### TASK REQUIREMENTS:
Below are records to write out again, exactly as they read.
══ AVAILABLE DATA ══
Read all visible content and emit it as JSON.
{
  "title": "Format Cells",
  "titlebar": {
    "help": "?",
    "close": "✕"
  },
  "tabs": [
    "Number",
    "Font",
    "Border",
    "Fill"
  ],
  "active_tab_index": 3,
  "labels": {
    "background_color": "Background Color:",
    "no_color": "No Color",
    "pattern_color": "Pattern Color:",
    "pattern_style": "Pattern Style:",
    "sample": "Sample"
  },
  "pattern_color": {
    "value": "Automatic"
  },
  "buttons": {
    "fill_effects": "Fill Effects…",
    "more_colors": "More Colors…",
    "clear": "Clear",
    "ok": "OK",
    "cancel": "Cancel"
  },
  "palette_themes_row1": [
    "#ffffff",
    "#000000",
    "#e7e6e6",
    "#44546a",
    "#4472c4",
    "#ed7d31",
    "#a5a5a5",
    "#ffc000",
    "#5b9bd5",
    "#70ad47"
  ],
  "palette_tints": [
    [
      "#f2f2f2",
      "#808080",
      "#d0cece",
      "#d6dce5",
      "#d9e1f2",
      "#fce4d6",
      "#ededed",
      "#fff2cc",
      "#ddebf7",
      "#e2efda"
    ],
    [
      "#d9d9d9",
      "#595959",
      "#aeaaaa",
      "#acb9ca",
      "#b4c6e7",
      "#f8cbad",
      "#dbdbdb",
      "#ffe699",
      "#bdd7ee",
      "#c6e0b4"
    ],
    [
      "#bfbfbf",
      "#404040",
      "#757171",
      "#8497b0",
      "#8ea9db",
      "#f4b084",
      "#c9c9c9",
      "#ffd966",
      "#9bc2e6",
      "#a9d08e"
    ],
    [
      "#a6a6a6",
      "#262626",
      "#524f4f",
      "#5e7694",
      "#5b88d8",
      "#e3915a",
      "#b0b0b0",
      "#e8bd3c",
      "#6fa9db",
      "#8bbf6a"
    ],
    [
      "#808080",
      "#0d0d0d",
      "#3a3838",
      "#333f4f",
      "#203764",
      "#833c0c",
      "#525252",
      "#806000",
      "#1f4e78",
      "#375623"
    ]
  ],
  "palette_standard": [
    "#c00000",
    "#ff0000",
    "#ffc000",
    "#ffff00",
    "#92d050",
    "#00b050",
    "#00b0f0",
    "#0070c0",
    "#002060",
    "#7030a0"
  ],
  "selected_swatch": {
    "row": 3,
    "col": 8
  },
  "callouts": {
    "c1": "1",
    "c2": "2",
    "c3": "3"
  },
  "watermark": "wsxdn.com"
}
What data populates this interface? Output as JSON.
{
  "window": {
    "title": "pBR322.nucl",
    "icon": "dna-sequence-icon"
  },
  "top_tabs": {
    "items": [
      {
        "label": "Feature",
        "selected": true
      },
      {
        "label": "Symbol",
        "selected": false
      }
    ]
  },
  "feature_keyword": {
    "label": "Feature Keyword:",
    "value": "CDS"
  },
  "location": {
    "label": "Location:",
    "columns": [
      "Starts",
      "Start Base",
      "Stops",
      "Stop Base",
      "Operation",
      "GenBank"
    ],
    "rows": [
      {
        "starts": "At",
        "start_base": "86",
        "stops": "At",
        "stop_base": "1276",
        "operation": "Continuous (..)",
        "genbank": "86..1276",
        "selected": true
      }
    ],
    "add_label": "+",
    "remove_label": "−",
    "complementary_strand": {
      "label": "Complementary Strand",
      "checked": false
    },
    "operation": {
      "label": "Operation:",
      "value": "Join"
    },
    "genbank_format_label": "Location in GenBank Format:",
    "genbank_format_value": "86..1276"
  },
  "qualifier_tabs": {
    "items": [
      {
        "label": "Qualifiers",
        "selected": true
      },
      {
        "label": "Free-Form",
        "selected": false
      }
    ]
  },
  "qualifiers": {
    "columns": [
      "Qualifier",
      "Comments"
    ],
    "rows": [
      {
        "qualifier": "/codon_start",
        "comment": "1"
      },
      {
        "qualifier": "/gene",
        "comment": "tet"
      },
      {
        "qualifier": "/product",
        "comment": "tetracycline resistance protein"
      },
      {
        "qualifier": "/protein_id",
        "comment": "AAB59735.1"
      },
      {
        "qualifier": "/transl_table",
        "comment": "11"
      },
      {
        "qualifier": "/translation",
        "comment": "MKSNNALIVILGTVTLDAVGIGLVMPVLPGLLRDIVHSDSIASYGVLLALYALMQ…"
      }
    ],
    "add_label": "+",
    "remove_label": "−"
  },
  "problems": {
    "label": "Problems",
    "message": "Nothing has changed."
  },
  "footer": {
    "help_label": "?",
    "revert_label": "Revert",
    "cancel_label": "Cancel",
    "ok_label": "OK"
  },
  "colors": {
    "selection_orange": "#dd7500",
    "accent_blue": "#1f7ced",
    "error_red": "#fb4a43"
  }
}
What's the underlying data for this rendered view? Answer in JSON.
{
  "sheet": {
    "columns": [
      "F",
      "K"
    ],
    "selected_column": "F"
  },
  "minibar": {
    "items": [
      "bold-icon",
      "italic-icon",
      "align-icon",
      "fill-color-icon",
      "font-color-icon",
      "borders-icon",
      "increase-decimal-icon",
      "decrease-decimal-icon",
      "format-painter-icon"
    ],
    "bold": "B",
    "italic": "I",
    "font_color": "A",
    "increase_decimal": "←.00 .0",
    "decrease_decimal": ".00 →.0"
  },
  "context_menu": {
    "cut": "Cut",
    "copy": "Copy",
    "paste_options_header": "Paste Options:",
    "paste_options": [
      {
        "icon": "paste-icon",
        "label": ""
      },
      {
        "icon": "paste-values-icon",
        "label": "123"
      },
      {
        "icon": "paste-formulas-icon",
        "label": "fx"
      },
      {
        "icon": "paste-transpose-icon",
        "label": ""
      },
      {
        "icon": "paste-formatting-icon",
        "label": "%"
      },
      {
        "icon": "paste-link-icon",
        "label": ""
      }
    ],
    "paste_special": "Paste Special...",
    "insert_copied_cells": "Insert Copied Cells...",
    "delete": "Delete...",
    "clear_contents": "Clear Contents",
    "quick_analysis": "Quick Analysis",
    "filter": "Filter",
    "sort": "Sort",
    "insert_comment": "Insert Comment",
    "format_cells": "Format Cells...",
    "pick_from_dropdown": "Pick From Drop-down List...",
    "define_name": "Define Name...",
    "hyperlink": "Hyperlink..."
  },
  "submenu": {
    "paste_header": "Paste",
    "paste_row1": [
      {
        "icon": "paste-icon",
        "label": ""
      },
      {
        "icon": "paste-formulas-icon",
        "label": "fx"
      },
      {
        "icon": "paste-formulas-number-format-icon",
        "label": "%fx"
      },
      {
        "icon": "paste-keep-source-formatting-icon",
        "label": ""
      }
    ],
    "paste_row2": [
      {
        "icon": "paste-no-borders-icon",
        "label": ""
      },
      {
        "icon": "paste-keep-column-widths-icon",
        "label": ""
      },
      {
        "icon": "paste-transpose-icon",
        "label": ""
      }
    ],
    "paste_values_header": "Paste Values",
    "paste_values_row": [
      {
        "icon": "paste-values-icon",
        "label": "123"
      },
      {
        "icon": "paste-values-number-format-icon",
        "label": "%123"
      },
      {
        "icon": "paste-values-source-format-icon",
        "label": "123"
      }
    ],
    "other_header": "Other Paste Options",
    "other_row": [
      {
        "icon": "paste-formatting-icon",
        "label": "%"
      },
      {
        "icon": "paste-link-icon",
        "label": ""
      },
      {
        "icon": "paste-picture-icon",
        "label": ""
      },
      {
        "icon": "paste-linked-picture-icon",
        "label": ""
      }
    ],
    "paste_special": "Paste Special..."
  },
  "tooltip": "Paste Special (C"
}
═══
### OUTPUT OF THE TASK:
Read all visible content and emit it as JSON.
{
  "title": "Format Cells",
  "titlebar": {
    "help": "?",
    "close": "✕"
  },
  "tabs": [
    "Number",
    "Font",
    "Border",
    "Fill"
  ],
  "active_tab_index": 3,
  "labels": {
    "background_color": "Background Color:",
    "no_color": "No Color",
    "pattern_color": "Pattern Color:",
    "pattern_style": "Pattern Style:",
    "sample": "Sample"
  },
  "pattern_color": {
    "value": "Automatic"
  },
  "buttons": {
    "fill_effects": "Fill Effects…",
    "more_colors": "More Colors…",
    "clear": "Clear",
    "ok": "OK",
    "cancel": "Cancel"
  },
  "palette_themes_row1": [
    "#ffffff",
    "#000000",
    "#e7e6e6",
    "#44546a",
    "#4472c4",
    "#ed7d31",
    "#a5a5a5",
    "#ffc000",
    "#5b9bd5",
    "#70ad47"
  ],
  "palette_tints": [
    [
      "#f2f2f2",
      "#808080",
      "#d0cece",
      "#d6dce5",
      "#d9e1f2",
      "#fce4d6",
      "#ededed",
      "#fff2cc",
      "#ddebf7",
      "#e2efda"
    ],
    [
      "#d9d9d9",
      "#595959",
      "#aeaaaa",
      "#acb9ca",
      "#b4c6e7",
      "#f8cbad",
      "#dbdbdb",
      "#ffe699",
      "#bdd7ee",
      "#c6e0b4"
    ],
    [
      "#bfbfbf",
      "#404040",
      "#757171",
      "#8497b0",
      "#8ea9db",
      "#f4b084",
      "#c9c9c9",
      "#ffd966",
      "#9bc2e6",
      "#a9d08e"
    ],
    [
      "#a6a6a6",
      "#262626",
      "#524f4f",
      "#5e7694",
      "#5b88d8",
      "#e3915a",
      "#b0b0b0",
      "#e8bd3c",
      "#6fa9db",
      "#8bbf6a"
    ],
    [
      "#808080",
      "#0d0d0d",
      "#3a3838",
      "#333f4f",
      "#203764",
      "#833c0c",
      "#525252",
      "#806000",
      "#1f4e78",
      "#375623"
    ]
  ],
  "palette_standard": [
    "#c00000",
    "#ff0000",
    "#ffc000",
    "#ffff00",
    "#92d050",
    "#00b050",
    "#00b0f0",
    "#0070c0",
    "#002060",
    "#7030a0"
  ],
  "selected_swatch": {
    "row": 3,
    "col": 8
  },
  "callouts": {
    "c1": "1",
    "c2": "2",
    "c3": "3"
  },
  "watermark": "wsxdn.com"
}
What data populates this interface? Output as JSON.
{
  "window": {
    "title": "pBR322.nucl",
    "icon": "dna-sequence-icon"
  },
  "top_tabs": {
    "items": [
      {
        "label": "Feature",
        "selected": true
      },
      {
        "label": "Symbol",
        "selected": false
      }
    ]
  },
  "feature_keyword": {
    "label": "Feature Keyword:",
    "value": "CDS"
  },
  "location": {
    "label": "Location:",
    "columns": [
      "Starts",
      "Start Base",
      "Stops",
      "Stop Base",
      "Operation",
      "GenBank"
    ],
    "rows": [
      {
        "starts": "At",
        "start_base": "86",
        "stops": "At",
        "stop_base": "1276",
        "operation": "Continuous (..)",
        "genbank": "86..1276",
        "selected": true
      }
    ],
    "add_label": "+",
    "remove_label": "−",
    "complementary_strand": {
      "label": "Complementary Strand",
      "checked": false
    },
    "operation": {
      "label": "Operation:",
      "value": "Join"
    },
    "genbank_format_label": "Location in GenBank Format:",
    "genbank_format_value": "86..1276"
  },
  "qualifier_tabs": {
    "items": [
      {
        "label": "Qualifiers",
        "selected": true
      },
      {
        "label": "Free-Form",
        "selected": false
      }
    ]
  },
  "qualifiers": {
    "columns": [
      "Qualifier",
      "Comments"
    ],
    "rows": [
      {
        "qualifier": "/codon_start",
        "comment": "1"
      },
      {
        "qualifier": "/gene",
        "comment": "tet"
      },
      {
        "qualifier": "/product",
        "comment": "tetracycline resistance protein"
      },
      {
        "qualifier": "/protein_id",
        "comment": "AAB59735.1"
      },
      {
        "qualifier": "/transl_table",
        "comment": "11"
      },
      {
        "qualifier": "/translation",
        "comment": "MKSNNALIVILGTVTLDAVGIGLVMPVLPGLLRDIVHSDSIASYGVLLALYALMQ…"
      }
    ],
    "add_label": "+",
    "remove_label": "−"
  },
  "problems": {
    "label": "Problems",
    "message": "Nothing has changed."
  },
  "footer": {
    "help_label": "?",
    "revert_label": "Revert",
    "cancel_label": "Cancel",
    "ok_label": "OK"
  },
  "colors": {
    "selection_orange": "#dd7500",
    "accent_blue": "#1f7ced",
    "error_red": "#fb4a43"
  }
}
What's the underlying data for this rendered view? Answer in JSON.
{
  "sheet": {
    "columns": [
      "F",
      "K"
    ],
    "selected_column": "F"
  },
  "minibar": {
    "items": [
      "bold-icon",
      "italic-icon",
      "align-icon",
      "fill-color-icon",
      "font-color-icon",
      "borders-icon",
      "increase-decimal-icon",
      "decrease-decimal-icon",
      "format-painter-icon"
    ],
    "bold": "B",
    "italic": "I",
    "font_color": "A",
    "increase_decimal": "←.00 .0",
    "decrease_decimal": ".00 →.0"
  },
  "context_menu": {
    "cut": "Cut",
    "copy": "Copy",
    "paste_options_header": "Paste Options:",
    "paste_options": [
      {
        "icon": "paste-icon",
        "label": ""
      },
      {
        "icon": "paste-values-icon",
        "label": "123"
      },
      {
        "icon": "paste-formulas-icon",
        "label": "fx"
      },
      {
        "icon": "paste-transpose-icon",
        "label": ""
      },
      {
        "icon": "paste-formatting-icon",
        "label": "%"
      },
      {
        "icon": "paste-link-icon",
        "label": ""
      }
    ],
    "paste_special": "Paste Special...",
    "insert_copied_cells": "Insert Copied Cells...",
    "delete": "Delete...",
    "clear_contents": "Clear Contents",
    "quick_analysis": "Quick Analysis",
    "filter": "Filter",
    "sort": "Sort",
    "insert_comment": "Insert Comment",
    "format_cells": "Format Cells...",
    "pick_from_dropdown": "Pick From Drop-down List...",
    "define_name": "Define Name...",
    "hyperlink": "Hyperlink..."
  },
  "submenu": {
    "paste_header": "Paste",
    "paste_row1": [
      {
        "icon": "paste-icon",
        "label": ""
      },
      {
        "icon": "paste-formulas-icon",
        "label": "fx"
      },
      {
        "icon": "paste-formulas-number-format-icon",
        "label": "%fx"
      },
      {
        "icon": "paste-keep-source-formatting-icon",
        "label": ""
      }
    ],
    "paste_row2": [
      {
        "icon": "paste-no-borders-icon",
        "label": ""
      },
      {
        "icon": "paste-keep-column-widths-icon",
        "label": ""
      },
      {
        "icon": "paste-transpose-icon",
        "label": ""
      }
    ],
    "paste_values_header": "Paste Values",
    "paste_values_row": [
      {
        "icon": "paste-values-icon",
        "label": "123"
      },
      {
        "icon": "paste-values-number-format-icon",
        "label": "%123"
      },
      {
        "icon": "paste-values-source-format-icon",
        "label": "123"
      }
    ],
    "other_header": "Other Paste Options",
    "other_row": [
      {
        "icon": "paste-formatting-icon",
        "label": "%"
      },
      {
        "icon": "paste-link-icon",
        "label": ""
      },
      {
        "icon": "paste-picture-icon",
        "label": ""
      },
      {
        "icon": "paste-linked-picture-icon",
        "label": ""
      }
    ],
    "paste_special": "Paste Special..."
  },
  "tooltip": "Paste Special (C"
}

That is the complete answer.